■ Task objective:
Pictures do not belong in the copy; quote every entry below exactly.

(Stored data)
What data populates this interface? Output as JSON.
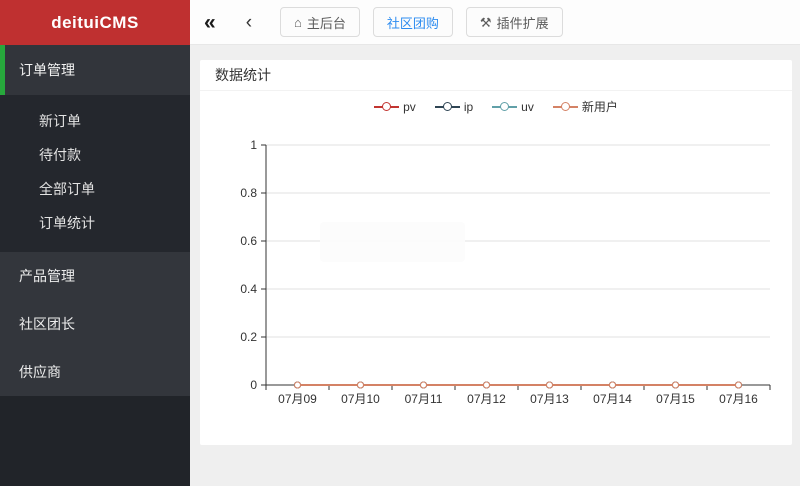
{
  "app": {
    "title": "deituiCMS"
  },
  "sidebar": {
    "parent_item": {
      "label": "订单管理",
      "active": true
    },
    "submenu_items": [
      "新订单",
      "待付款",
      "全部订单",
      "订单统计"
    ],
    "group_items": [
      "产品管理",
      "社区团长",
      "供应商"
    ]
  },
  "topnav": {
    "collapse_icon_glyph": "«",
    "back_icon_glyph": "‹",
    "tabs": [
      {
        "label": "主后台",
        "icon": "home",
        "active": false
      },
      {
        "label": "社区团购",
        "icon": null,
        "active": true
      },
      {
        "label": "插件扩展",
        "icon": "tools",
        "active": false
      }
    ]
  },
  "card": {
    "title": "数据统计"
  },
  "colors": {
    "brand_red": "#bf3030",
    "active_green": "#27a83c",
    "tab_active_blue": "#2d8cf0",
    "axis": "#333333",
    "gridline": "#e0e0e0"
  },
  "chart_data": {
    "type": "line",
    "title": "数据统计",
    "categories": [
      "07月09",
      "07月10",
      "07月11",
      "07月12",
      "07月13",
      "07月14",
      "07月15",
      "07月16"
    ],
    "series": [
      {
        "name": "pv",
        "color": "#c23531",
        "values": [
          0,
          0,
          0,
          0,
          0,
          0,
          0,
          0
        ]
      },
      {
        "name": "ip",
        "color": "#2f4554",
        "values": [
          0,
          0,
          0,
          0,
          0,
          0,
          0,
          0
        ]
      },
      {
        "name": "uv",
        "color": "#61a0a8",
        "values": [
          0,
          0,
          0,
          0,
          0,
          0,
          0,
          0
        ]
      },
      {
        "name": "新用户",
        "color": "#d48265",
        "values": [
          0,
          0,
          0,
          0,
          0,
          0,
          0,
          0
        ]
      }
    ],
    "xlabel": "",
    "ylabel": "",
    "ylim": [
      0,
      1
    ],
    "yticks": [
      0,
      0.2,
      0.4,
      0.6,
      0.8,
      1
    ],
    "legend_position": "top",
    "grid": true,
    "marker": "empty-circle"
  }
}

■ Solution for this exercise:
What data populates this interface? Output as JSON.
{
  "app": {
    "title": "deituiCMS"
  },
  "sidebar": {
    "parent_item": {
      "label": "订单管理",
      "active": true
    },
    "submenu_items": [
      "新订单",
      "待付款",
      "全部订单",
      "订单统计"
    ],
    "group_items": [
      "产品管理",
      "社区团长",
      "供应商"
    ]
  },
  "topnav": {
    "collapse_icon_glyph": "«",
    "back_icon_glyph": "‹",
    "tabs": [
      {
        "label": "主后台",
        "icon": "home",
        "active": false
      },
      {
        "label": "社区团购",
        "icon": null,
        "active": true
      },
      {
        "label": "插件扩展",
        "icon": "tools",
        "active": false
      }
    ]
  },
  "card": {
    "title": "数据统计"
  },
  "colors": {
    "brand_red": "#bf3030",
    "active_green": "#27a83c",
    "tab_active_blue": "#2d8cf0",
    "axis": "#333333",
    "gridline": "#e0e0e0"
  },
  "chart_data": {
    "type": "line",
    "title": "数据统计",
    "categories": [
      "07月09",
      "07月10",
      "07月11",
      "07月12",
      "07月13",
      "07月14",
      "07月15",
      "07月16"
    ],
    "series": [
      {
        "name": "pv",
        "color": "#c23531",
        "values": [
          0,
          0,
          0,
          0,
          0,
          0,
          0,
          0
        ]
      },
      {
        "name": "ip",
        "color": "#2f4554",
        "values": [
          0,
          0,
          0,
          0,
          0,
          0,
          0,
          0
        ]
      },
      {
        "name": "uv",
        "color": "#61a0a8",
        "values": [
          0,
          0,
          0,
          0,
          0,
          0,
          0,
          0
        ]
      },
      {
        "name": "新用户",
        "color": "#d48265",
        "values": [
          0,
          0,
          0,
          0,
          0,
          0,
          0,
          0
        ]
      }
    ],
    "xlabel": "",
    "ylabel": "",
    "ylim": [
      0,
      1
    ],
    "yticks": [
      0,
      0.2,
      0.4,
      0.6,
      0.8,
      1
    ],
    "legend_position": "top",
    "grid": true,
    "marker": "empty-circle"
  }
}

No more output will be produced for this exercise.